■ WRITTEN TASK
Copy every entry word for word, but skip the pictures.

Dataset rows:
=====

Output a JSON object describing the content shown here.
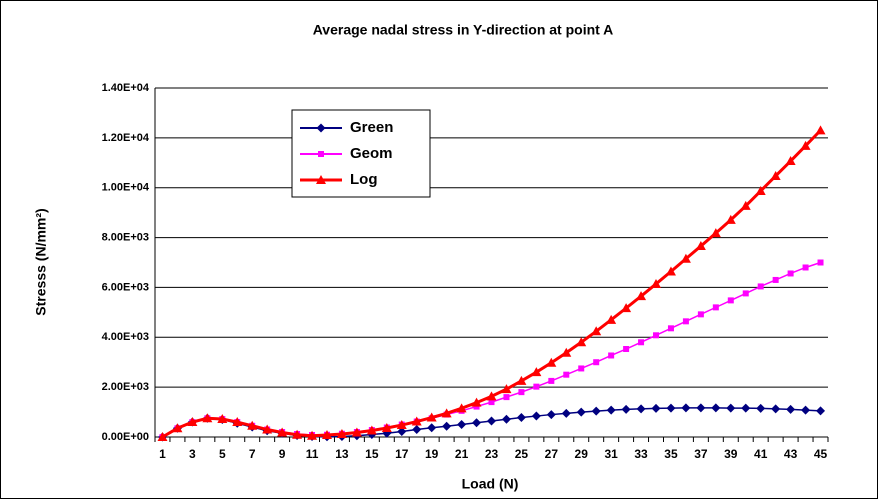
{
  "chart_data": {
    "type": "line",
    "title": "Average nadal stress in Y-direction at point A",
    "x_label": "Load (N)",
    "y_label": "Stresss (N/mm²)",
    "categories": [
      1,
      null,
      3,
      null,
      5,
      null,
      7,
      null,
      9,
      null,
      11,
      null,
      13,
      null,
      15,
      null,
      17,
      null,
      19,
      null,
      21,
      null,
      23,
      null,
      25,
      null,
      27,
      null,
      29,
      null,
      31,
      null,
      33,
      null,
      35,
      null,
      37,
      null,
      39,
      null,
      41,
      null,
      43,
      null,
      45
    ],
    "series": [
      {
        "name": "Green",
        "color": "#000080",
        "marker": "diamond",
        "values": [
          0,
          350,
          600,
          750,
          700,
          550,
          400,
          250,
          150,
          60,
          20,
          10,
          20,
          50,
          100,
          150,
          220,
          300,
          370,
          430,
          500,
          570,
          640,
          710,
          780,
          840,
          900,
          950,
          1000,
          1040,
          1080,
          1110,
          1130,
          1150,
          1160,
          1170,
          1170,
          1170,
          1160,
          1160,
          1150,
          1130,
          1110,
          1080,
          1050
        ]
      },
      {
        "name": "Geom",
        "color": "#ff00ff",
        "marker": "square",
        "values": [
          0,
          350,
          600,
          750,
          720,
          600,
          450,
          300,
          200,
          120,
          80,
          90,
          130,
          200,
          280,
          380,
          500,
          620,
          750,
          900,
          1050,
          1220,
          1400,
          1600,
          1800,
          2020,
          2250,
          2500,
          2750,
          3000,
          3270,
          3530,
          3800,
          4080,
          4360,
          4640,
          4920,
          5200,
          5480,
          5760,
          6040,
          6300,
          6560,
          6800,
          7000
        ]
      },
      {
        "name": "Log",
        "color": "#ff0000",
        "marker": "triangle",
        "values": [
          0,
          350,
          600,
          750,
          720,
          600,
          450,
          300,
          180,
          90,
          50,
          80,
          120,
          180,
          260,
          360,
          480,
          620,
          780,
          950,
          1150,
          1380,
          1630,
          1920,
          2250,
          2600,
          2980,
          3380,
          3800,
          4240,
          4700,
          5170,
          5650,
          6140,
          6640,
          7150,
          7660,
          8180,
          8710,
          9270,
          9870,
          10470,
          11070,
          11680,
          12300
        ]
      }
    ],
    "ylim": [
      0,
      14000
    ],
    "yticks": [
      {
        "value": 0,
        "label": "0.00E+00"
      },
      {
        "value": 2000,
        "label": "2.00E+03"
      },
      {
        "value": 4000,
        "label": "4.00E+03"
      },
      {
        "value": 6000,
        "label": "6.00E+03"
      },
      {
        "value": 8000,
        "label": "8.00E+03"
      },
      {
        "value": 10000,
        "label": "1.00E+04"
      },
      {
        "value": 12000,
        "label": "1.20E+04"
      },
      {
        "value": 14000,
        "label": "1.40E+04"
      }
    ],
    "grid": true
  }
}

=====

■ ANSWER IN FULL
Output a JSON object describing the content shown here.
{
  "chart_data": {
    "type": "line",
    "title": "Average nadal stress in Y-direction at point A",
    "x_label": "Load (N)",
    "y_label": "Stresss (N/mm²)",
    "categories": [
      1,
      null,
      3,
      null,
      5,
      null,
      7,
      null,
      9,
      null,
      11,
      null,
      13,
      null,
      15,
      null,
      17,
      null,
      19,
      null,
      21,
      null,
      23,
      null,
      25,
      null,
      27,
      null,
      29,
      null,
      31,
      null,
      33,
      null,
      35,
      null,
      37,
      null,
      39,
      null,
      41,
      null,
      43,
      null,
      45
    ],
    "series": [
      {
        "name": "Green",
        "color": "#000080",
        "marker": "diamond",
        "values": [
          0,
          350,
          600,
          750,
          700,
          550,
          400,
          250,
          150,
          60,
          20,
          10,
          20,
          50,
          100,
          150,
          220,
          300,
          370,
          430,
          500,
          570,
          640,
          710,
          780,
          840,
          900,
          950,
          1000,
          1040,
          1080,
          1110,
          1130,
          1150,
          1160,
          1170,
          1170,
          1170,
          1160,
          1160,
          1150,
          1130,
          1110,
          1080,
          1050
        ]
      },
      {
        "name": "Geom",
        "color": "#ff00ff",
        "marker": "square",
        "values": [
          0,
          350,
          600,
          750,
          720,
          600,
          450,
          300,
          200,
          120,
          80,
          90,
          130,
          200,
          280,
          380,
          500,
          620,
          750,
          900,
          1050,
          1220,
          1400,
          1600,
          1800,
          2020,
          2250,
          2500,
          2750,
          3000,
          3270,
          3530,
          3800,
          4080,
          4360,
          4640,
          4920,
          5200,
          5480,
          5760,
          6040,
          6300,
          6560,
          6800,
          7000
        ]
      },
      {
        "name": "Log",
        "color": "#ff0000",
        "marker": "triangle",
        "values": [
          0,
          350,
          600,
          750,
          720,
          600,
          450,
          300,
          180,
          90,
          50,
          80,
          120,
          180,
          260,
          360,
          480,
          620,
          780,
          950,
          1150,
          1380,
          1630,
          1920,
          2250,
          2600,
          2980,
          3380,
          3800,
          4240,
          4700,
          5170,
          5650,
          6140,
          6640,
          7150,
          7660,
          8180,
          8710,
          9270,
          9870,
          10470,
          11070,
          11680,
          12300
        ]
      }
    ],
    "ylim": [
      0,
      14000
    ],
    "yticks": [
      {
        "value": 0,
        "label": "0.00E+00"
      },
      {
        "value": 2000,
        "label": "2.00E+03"
      },
      {
        "value": 4000,
        "label": "4.00E+03"
      },
      {
        "value": 6000,
        "label": "6.00E+03"
      },
      {
        "value": 8000,
        "label": "8.00E+03"
      },
      {
        "value": 10000,
        "label": "1.00E+04"
      },
      {
        "value": 12000,
        "label": "1.20E+04"
      },
      {
        "value": 14000,
        "label": "1.40E+04"
      }
    ],
    "grid": true
  }
}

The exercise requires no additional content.